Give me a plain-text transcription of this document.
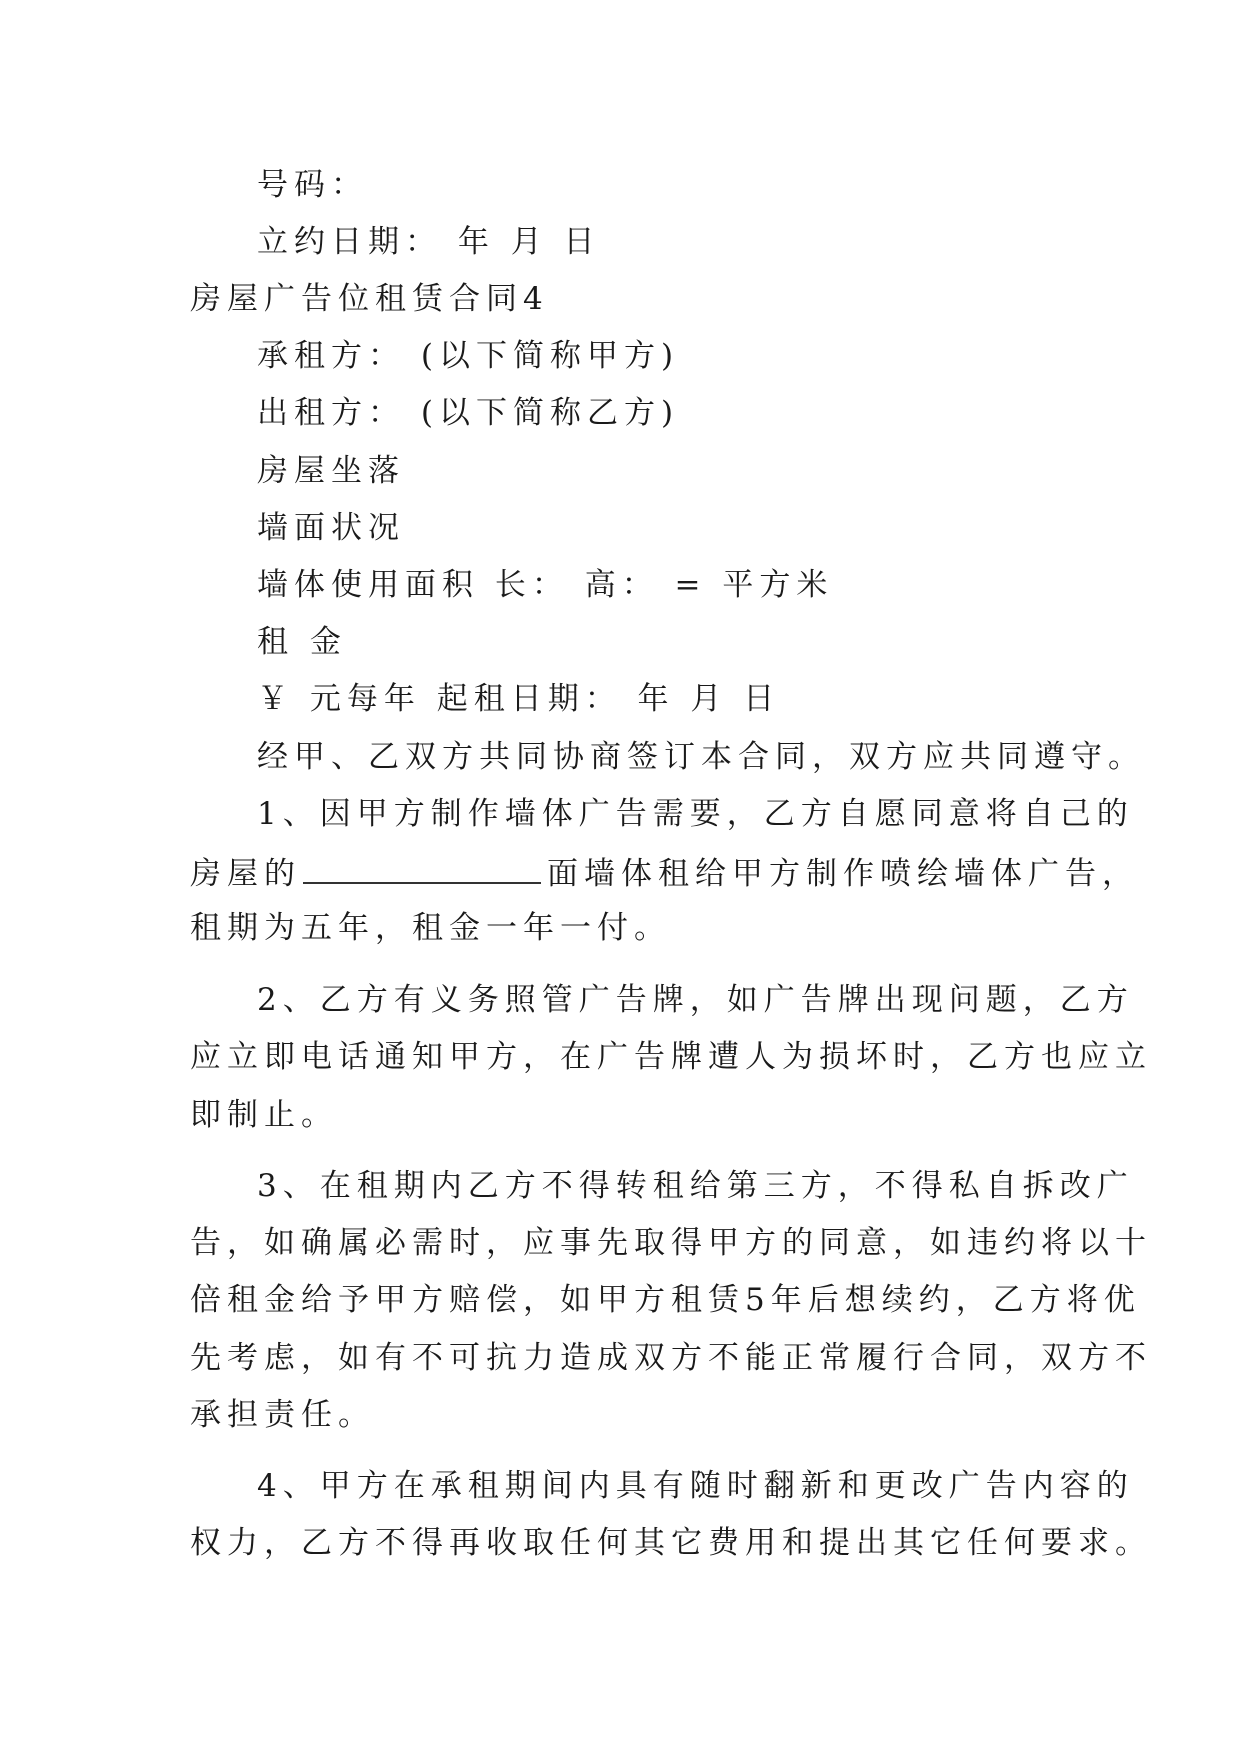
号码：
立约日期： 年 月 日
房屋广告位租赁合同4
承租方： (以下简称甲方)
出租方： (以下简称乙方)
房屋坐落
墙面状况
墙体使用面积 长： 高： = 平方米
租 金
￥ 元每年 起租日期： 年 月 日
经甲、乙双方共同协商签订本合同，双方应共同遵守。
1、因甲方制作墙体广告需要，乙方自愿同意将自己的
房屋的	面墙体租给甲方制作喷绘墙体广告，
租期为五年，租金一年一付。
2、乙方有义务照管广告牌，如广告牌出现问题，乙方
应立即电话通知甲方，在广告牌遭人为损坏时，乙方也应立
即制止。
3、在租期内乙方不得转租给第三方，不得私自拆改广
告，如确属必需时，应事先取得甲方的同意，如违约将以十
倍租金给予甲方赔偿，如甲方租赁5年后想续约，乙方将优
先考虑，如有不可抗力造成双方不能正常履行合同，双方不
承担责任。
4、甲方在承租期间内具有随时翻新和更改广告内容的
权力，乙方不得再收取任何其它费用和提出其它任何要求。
---
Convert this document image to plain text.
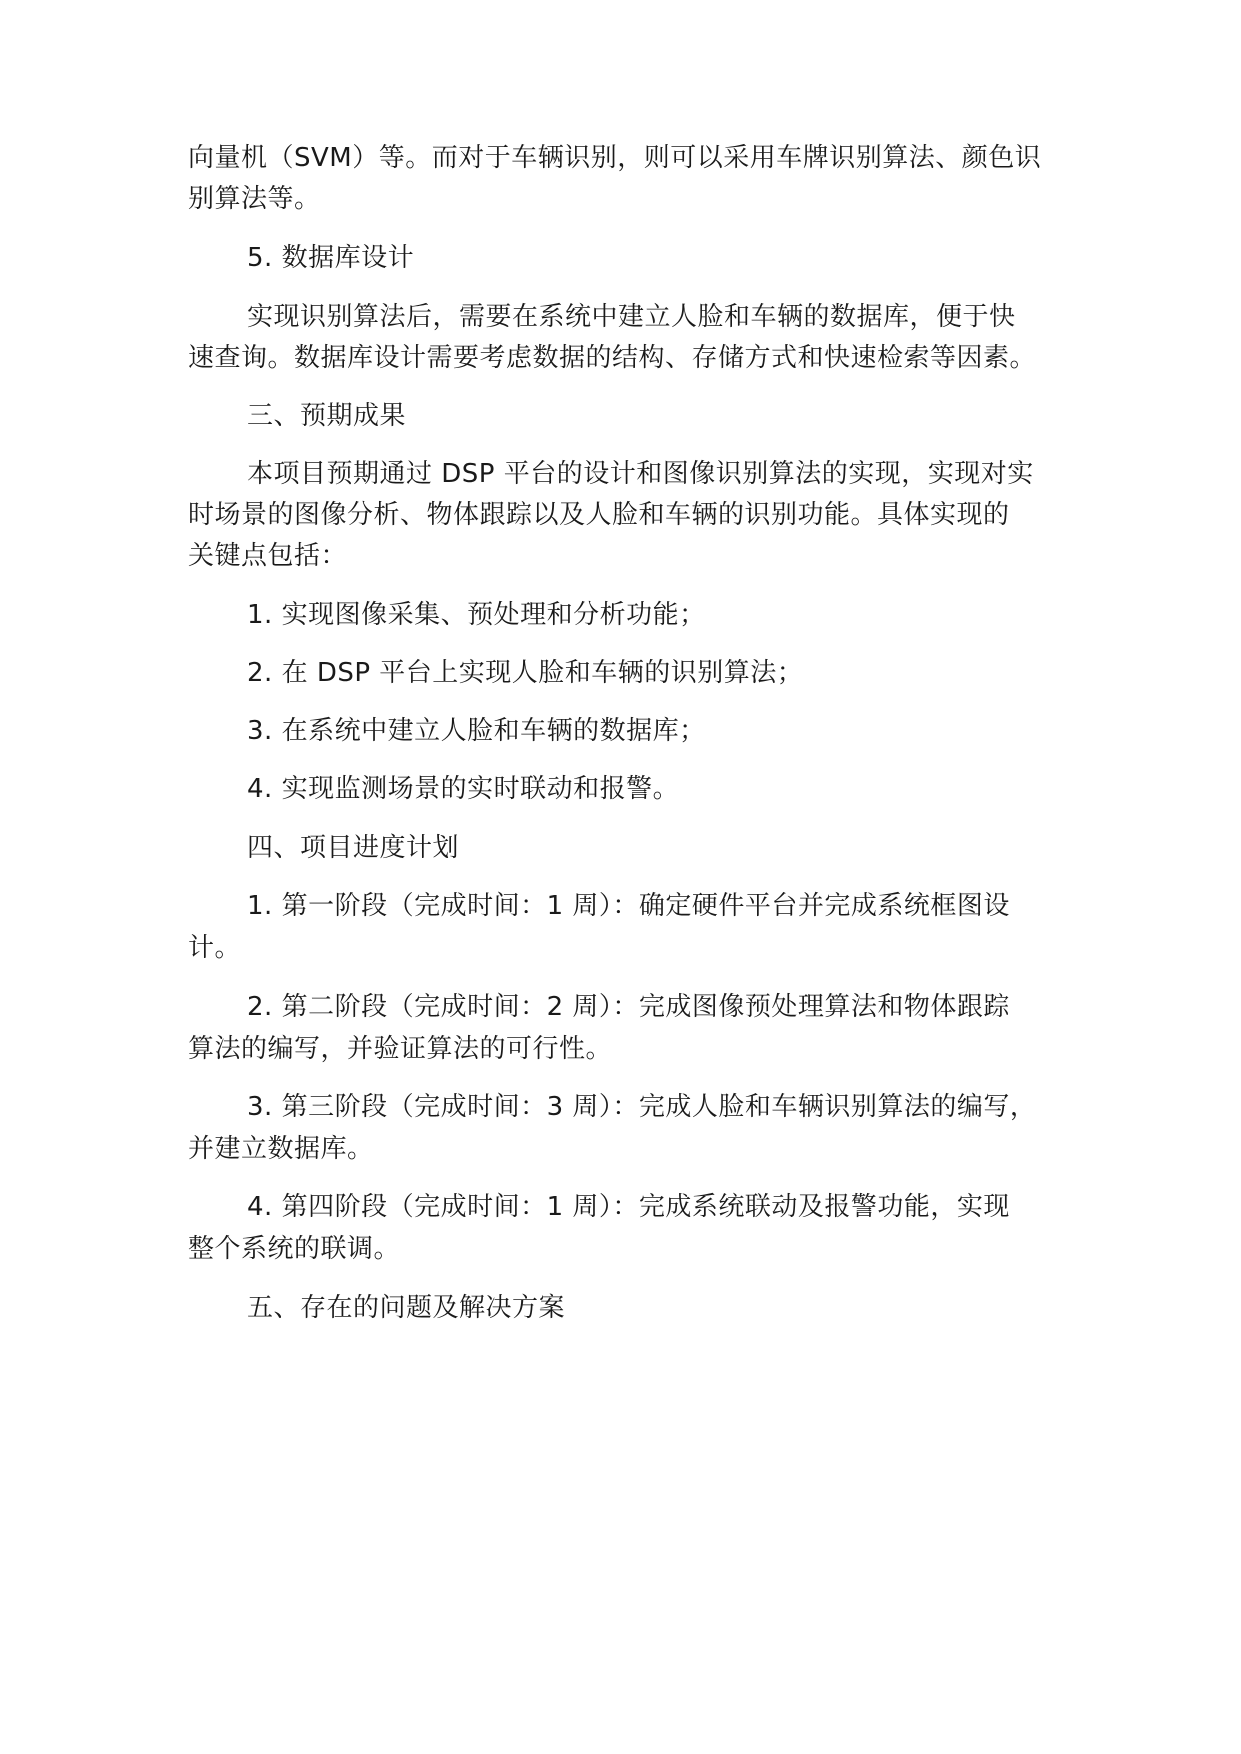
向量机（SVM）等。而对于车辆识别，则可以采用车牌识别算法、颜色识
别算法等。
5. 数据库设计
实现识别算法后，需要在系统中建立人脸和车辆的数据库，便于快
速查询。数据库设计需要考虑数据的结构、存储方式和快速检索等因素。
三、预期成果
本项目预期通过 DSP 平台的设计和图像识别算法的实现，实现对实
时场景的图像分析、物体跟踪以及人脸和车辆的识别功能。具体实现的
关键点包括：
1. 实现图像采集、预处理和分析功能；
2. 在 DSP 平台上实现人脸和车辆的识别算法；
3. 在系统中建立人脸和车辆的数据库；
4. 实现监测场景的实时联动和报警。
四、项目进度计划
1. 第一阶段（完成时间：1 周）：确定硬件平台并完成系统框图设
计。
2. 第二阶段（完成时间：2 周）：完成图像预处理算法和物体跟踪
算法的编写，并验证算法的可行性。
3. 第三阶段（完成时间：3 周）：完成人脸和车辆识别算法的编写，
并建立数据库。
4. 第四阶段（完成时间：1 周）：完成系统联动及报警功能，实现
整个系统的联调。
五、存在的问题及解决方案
* * *
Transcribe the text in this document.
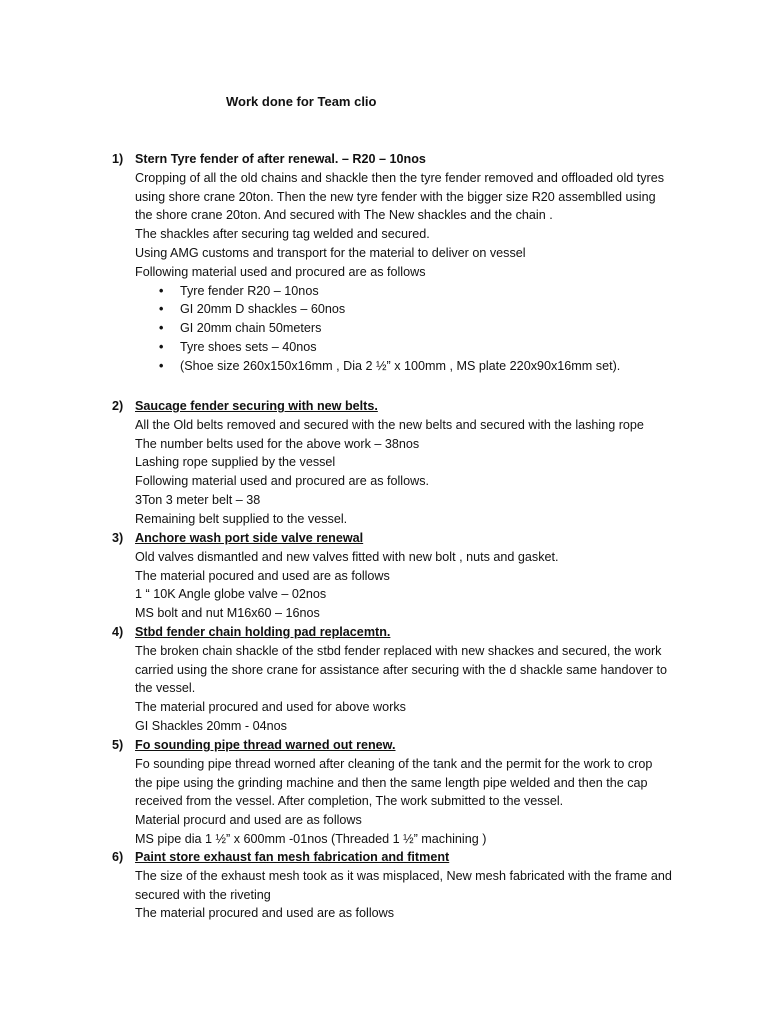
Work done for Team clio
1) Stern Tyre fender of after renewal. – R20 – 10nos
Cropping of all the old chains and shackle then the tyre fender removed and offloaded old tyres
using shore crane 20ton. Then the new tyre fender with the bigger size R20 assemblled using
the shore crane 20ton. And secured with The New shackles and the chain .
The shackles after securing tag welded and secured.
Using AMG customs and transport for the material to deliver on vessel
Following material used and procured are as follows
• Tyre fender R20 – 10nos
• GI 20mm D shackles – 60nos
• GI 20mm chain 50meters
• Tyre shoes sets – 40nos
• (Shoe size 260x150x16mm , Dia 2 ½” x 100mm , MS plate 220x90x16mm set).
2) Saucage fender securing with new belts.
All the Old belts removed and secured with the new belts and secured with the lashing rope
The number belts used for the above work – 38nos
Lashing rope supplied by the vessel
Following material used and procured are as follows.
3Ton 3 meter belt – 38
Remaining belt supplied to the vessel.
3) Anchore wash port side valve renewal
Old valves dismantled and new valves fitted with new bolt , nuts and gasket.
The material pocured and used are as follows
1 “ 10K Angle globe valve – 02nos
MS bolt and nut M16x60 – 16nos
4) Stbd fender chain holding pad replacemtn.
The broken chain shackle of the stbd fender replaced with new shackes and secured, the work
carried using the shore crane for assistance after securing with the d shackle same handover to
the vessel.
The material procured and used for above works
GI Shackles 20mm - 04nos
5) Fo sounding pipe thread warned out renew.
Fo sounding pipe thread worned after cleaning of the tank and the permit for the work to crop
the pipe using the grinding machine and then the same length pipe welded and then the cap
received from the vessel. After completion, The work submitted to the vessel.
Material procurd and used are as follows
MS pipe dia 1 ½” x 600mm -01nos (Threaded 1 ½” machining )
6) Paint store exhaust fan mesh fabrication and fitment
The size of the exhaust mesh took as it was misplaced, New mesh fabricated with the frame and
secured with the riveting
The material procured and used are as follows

→ Do this: In the records, locate each line holding the string "fender" and copy it.

→ Answer:
1) Stern Tyre fender of after renewal. – R20 – 10nos
Cropping of all the old chains and shackle then the tyre fender removed and offloaded old tyres
using shore crane 20ton. Then the new tyre fender with the bigger size R20 assemblled using
• Tyre fender R20 – 10nos
2) Saucage fender securing with new belts.
4) Stbd fender chain holding pad replacemtn.
The broken chain shackle of the stbd fender replaced with new shackes and secured, the work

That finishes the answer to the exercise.